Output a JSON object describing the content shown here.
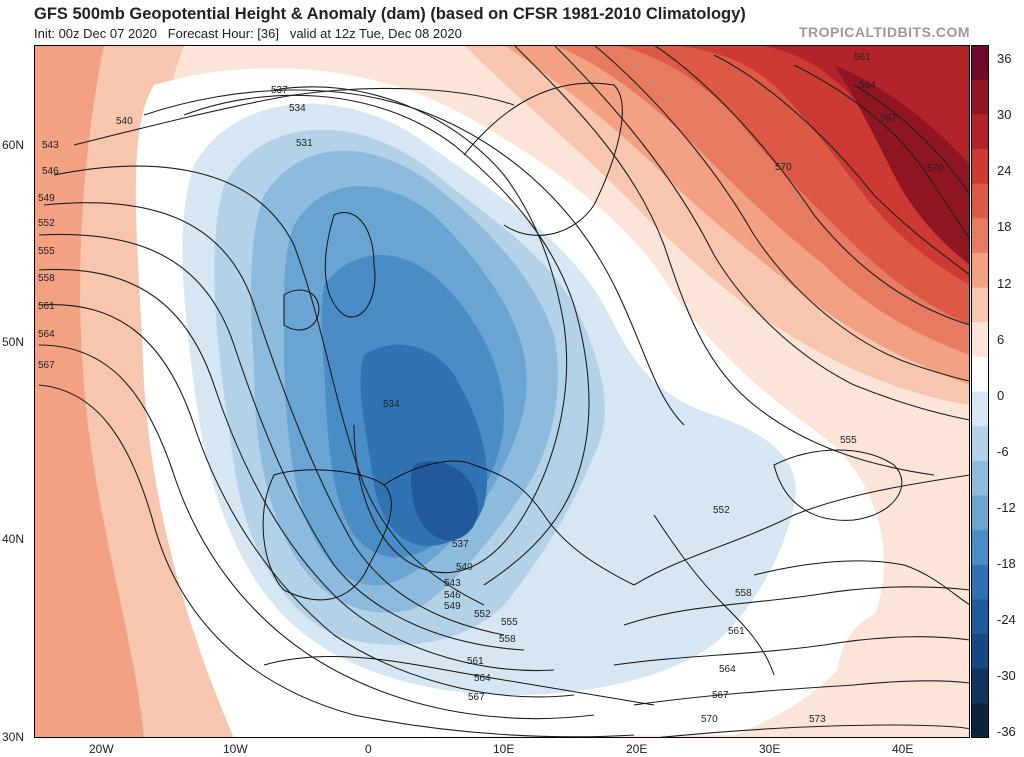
{
  "header": {
    "title": "GFS 500mb Geopotential Height & Anomaly (dam) (based on CFSR 1981-2010 Climatology)",
    "init": "Init: 00z Dec 07 2020",
    "forecast_hour": "Forecast Hour: [36]",
    "valid": "valid at 12z Tue, Dec 08 2020",
    "credit": "TROPICALTIDBITS.COM"
  },
  "colorbar": {
    "labels": [
      "36",
      "30",
      "24",
      "18",
      "12",
      "6",
      "0",
      "-6",
      "-12",
      "-18",
      "-24",
      "-30",
      "-36"
    ],
    "colors": [
      "#6e0b2a",
      "#8f1622",
      "#b3242a",
      "#cc3a33",
      "#dc5946",
      "#e77b62",
      "#f2a183",
      "#f8c6ae",
      "#fde4d8",
      "#ffffff",
      "#d6e6f2",
      "#b3d2e8",
      "#8cbbde",
      "#6aa4d2",
      "#4a8cc5",
      "#3172b3",
      "#215a9c",
      "#184781",
      "#12345f",
      "#0d233f"
    ]
  },
  "axes": {
    "lat_labels": [
      "60N",
      "50N",
      "40N",
      "30N"
    ],
    "lon_labels": [
      "20W",
      "10W",
      "0",
      "10E",
      "20E",
      "30E",
      "40E"
    ]
  },
  "contours": {
    "labels": [
      "537",
      "534",
      "531",
      "540",
      "543",
      "546",
      "549",
      "552",
      "555",
      "558",
      "561",
      "564",
      "567",
      "534",
      "537",
      "540",
      "543",
      "546",
      "549",
      "552",
      "555",
      "558",
      "561",
      "564",
      "567",
      "570",
      "573",
      "552",
      "555",
      "558",
      "561",
      "564",
      "567",
      "570",
      "561",
      "564",
      "567",
      "570"
    ]
  }
}
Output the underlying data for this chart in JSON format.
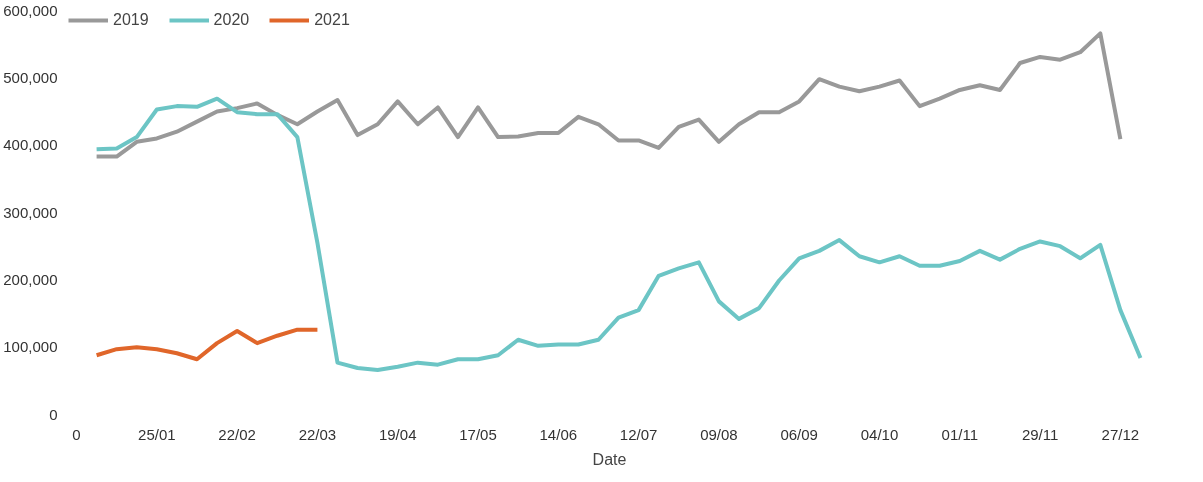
{
  "chart_data": {
    "type": "line",
    "xlabel": "Date",
    "categories": [
      "0",
      null,
      null,
      null,
      "25/01",
      null,
      null,
      null,
      "22/02",
      null,
      null,
      null,
      "22/03",
      null,
      null,
      null,
      "19/04",
      null,
      null,
      null,
      "17/05",
      null,
      null,
      null,
      "14/06",
      null,
      null,
      null,
      "12/07",
      null,
      null,
      null,
      "09/08",
      null,
      null,
      null,
      "06/09",
      null,
      null,
      null,
      "04/10",
      null,
      null,
      null,
      "01/11",
      null,
      null,
      null,
      "29/11",
      null,
      null,
      null,
      "27/12",
      null
    ],
    "ylim": [
      0,
      600000
    ],
    "yticks": [
      0,
      {
        "value": 100000,
        "label": "100,000"
      },
      {
        "value": 200000,
        "label": "200,000"
      },
      {
        "value": 300000,
        "label": "300,000"
      },
      {
        "value": 400000,
        "label": "400,000"
      },
      {
        "value": 500000,
        "label": "500,000"
      },
      {
        "value": 600000,
        "label": "600,000"
      }
    ],
    "grid": false,
    "legend": "top left",
    "marker": "none",
    "line_style": "solid",
    "series": [
      {
        "name": "2019",
        "color": "#999999",
        "values": [
          null,
          383000,
          383000,
          405000,
          410000,
          420000,
          435000,
          450000,
          455000,
          462000,
          445000,
          431000,
          450000,
          467000,
          415000,
          431000,
          465000,
          431000,
          456000,
          412000,
          456000,
          412000,
          413000,
          418000,
          418000,
          442000,
          431000,
          407000,
          407000,
          396000,
          427000,
          438000,
          405000,
          431000,
          449000,
          449000,
          465000,
          498000,
          487000,
          480000,
          487000,
          496000,
          458000,
          469000,
          482000,
          489000,
          482000,
          522000,
          531000,
          527000,
          538000,
          566000,
          409000,
          null
        ]
      },
      {
        "name": "2020",
        "color": "#6cc5c5",
        "values": [
          null,
          394000,
          395000,
          412000,
          453000,
          458000,
          457000,
          469000,
          449000,
          446000,
          446000,
          412000,
          255000,
          77000,
          69000,
          66000,
          71000,
          77000,
          74000,
          82000,
          82000,
          88000,
          111000,
          102000,
          104000,
          104000,
          111000,
          144000,
          155000,
          206000,
          217000,
          226000,
          168000,
          142000,
          158000,
          199000,
          232000,
          243000,
          259000,
          235000,
          226000,
          235000,
          221000,
          221000,
          228000,
          243000,
          230000,
          246000,
          257000,
          250000,
          232000,
          252000,
          155000,
          84000
        ]
      },
      {
        "name": "2021",
        "color": "#e0662a",
        "values": [
          null,
          88000,
          97000,
          100000,
          97000,
          91000,
          82000,
          106000,
          124000,
          106000,
          117000,
          126000,
          126000,
          null,
          null,
          null,
          null,
          null,
          null,
          null,
          null,
          null,
          null,
          null,
          null,
          null,
          null,
          null,
          null,
          null,
          null,
          null,
          null,
          null,
          null,
          null,
          null,
          null,
          null,
          null,
          null,
          null,
          null,
          null,
          null,
          null,
          null,
          null,
          null,
          null,
          null,
          null,
          null,
          null
        ]
      }
    ]
  }
}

++++++++++++++++++++

Task objective: Copy everything in the records above except the pictures, exactly as written.

Correct result:
Output a JSON object describing the content shown here.
{
  "header": {
    "title": "GFS 500mb Geopotential Height & Anomaly (dam) (based on CFSR 1981-2010 Climatology)",
    "init": "Init: 00z Dec 07 2020",
    "forecast_hour": "Forecast Hour: [36]",
    "valid": "valid at 12z Tue, Dec 08 2020",
    "credit": "TROPICALTIDBITS.COM"
  },
  "colorbar": {
    "labels": [
      "36",
      "30",
      "24",
      "18",
      "12",
      "6",
      "0",
      "-6",
      "-12",
      "-18",
      "-24",
      "-30",
      "-36"
    ],
    "colors": [
      "#6e0b2a",
      "#8f1622",
      "#b3242a",
      "#cc3a33",
      "#dc5946",
      "#e77b62",
      "#f2a183",
      "#f8c6ae",
      "#fde4d8",
      "#ffffff",
      "#d6e6f2",
      "#b3d2e8",
      "#8cbbde",
      "#6aa4d2",
      "#4a8cc5",
      "#3172b3",
      "#215a9c",
      "#184781",
      "#12345f",
      "#0d233f"
    ]
  },
  "axes": {
    "lat_labels": [
      "60N",
      "50N",
      "40N",
      "30N"
    ],
    "lon_labels": [
      "20W",
      "10W",
      "0",
      "10E",
      "20E",
      "30E",
      "40E"
    ]
  },
  "contours": {
    "labels": [
      "537",
      "534",
      "531",
      "540",
      "543",
      "546",
      "549",
      "552",
      "555",
      "558",
      "561",
      "564",
      "567",
      "534",
      "537",
      "540",
      "543",
      "546",
      "549",
      "552",
      "555",
      "558",
      "561",
      "564",
      "567",
      "570",
      "573",
      "552",
      "555",
      "558",
      "561",
      "564",
      "567",
      "570",
      "561",
      "564",
      "567",
      "570"
    ]
  }
}
Output the underlying data for this chart in JSON format.
{
  "chart_data": {
    "type": "line",
    "xlabel": "Date",
    "categories": [
      "0",
      null,
      null,
      null,
      "25/01",
      null,
      null,
      null,
      "22/02",
      null,
      null,
      null,
      "22/03",
      null,
      null,
      null,
      "19/04",
      null,
      null,
      null,
      "17/05",
      null,
      null,
      null,
      "14/06",
      null,
      null,
      null,
      "12/07",
      null,
      null,
      null,
      "09/08",
      null,
      null,
      null,
      "06/09",
      null,
      null,
      null,
      "04/10",
      null,
      null,
      null,
      "01/11",
      null,
      null,
      null,
      "29/11",
      null,
      null,
      null,
      "27/12",
      null
    ],
    "ylim": [
      0,
      600000
    ],
    "yticks": [
      0,
      {
        "value": 100000,
        "label": "100,000"
      },
      {
        "value": 200000,
        "label": "200,000"
      },
      {
        "value": 300000,
        "label": "300,000"
      },
      {
        "value": 400000,
        "label": "400,000"
      },
      {
        "value": 500000,
        "label": "500,000"
      },
      {
        "value": 600000,
        "label": "600,000"
      }
    ],
    "grid": false,
    "legend": "top left",
    "marker": "none",
    "line_style": "solid",
    "series": [
      {
        "name": "2019",
        "color": "#999999",
        "values": [
          null,
          383000,
          383000,
          405000,
          410000,
          420000,
          435000,
          450000,
          455000,
          462000,
          445000,
          431000,
          450000,
          467000,
          415000,
          431000,
          465000,
          431000,
          456000,
          412000,
          456000,
          412000,
          413000,
          418000,
          418000,
          442000,
          431000,
          407000,
          407000,
          396000,
          427000,
          438000,
          405000,
          431000,
          449000,
          449000,
          465000,
          498000,
          487000,
          480000,
          487000,
          496000,
          458000,
          469000,
          482000,
          489000,
          482000,
          522000,
          531000,
          527000,
          538000,
          566000,
          409000,
          null
        ]
      },
      {
        "name": "2020",
        "color": "#6cc5c5",
        "values": [
          null,
          394000,
          395000,
          412000,
          453000,
          458000,
          457000,
          469000,
          449000,
          446000,
          446000,
          412000,
          255000,
          77000,
          69000,
          66000,
          71000,
          77000,
          74000,
          82000,
          82000,
          88000,
          111000,
          102000,
          104000,
          104000,
          111000,
          144000,
          155000,
          206000,
          217000,
          226000,
          168000,
          142000,
          158000,
          199000,
          232000,
          243000,
          259000,
          235000,
          226000,
          235000,
          221000,
          221000,
          228000,
          243000,
          230000,
          246000,
          257000,
          250000,
          232000,
          252000,
          155000,
          84000
        ]
      },
      {
        "name": "2021",
        "color": "#e0662a",
        "values": [
          null,
          88000,
          97000,
          100000,
          97000,
          91000,
          82000,
          106000,
          124000,
          106000,
          117000,
          126000,
          126000,
          null,
          null,
          null,
          null,
          null,
          null,
          null,
          null,
          null,
          null,
          null,
          null,
          null,
          null,
          null,
          null,
          null,
          null,
          null,
          null,
          null,
          null,
          null,
          null,
          null,
          null,
          null,
          null,
          null,
          null,
          null,
          null,
          null,
          null,
          null,
          null,
          null,
          null,
          null,
          null,
          null
        ]
      }
    ]
  }
}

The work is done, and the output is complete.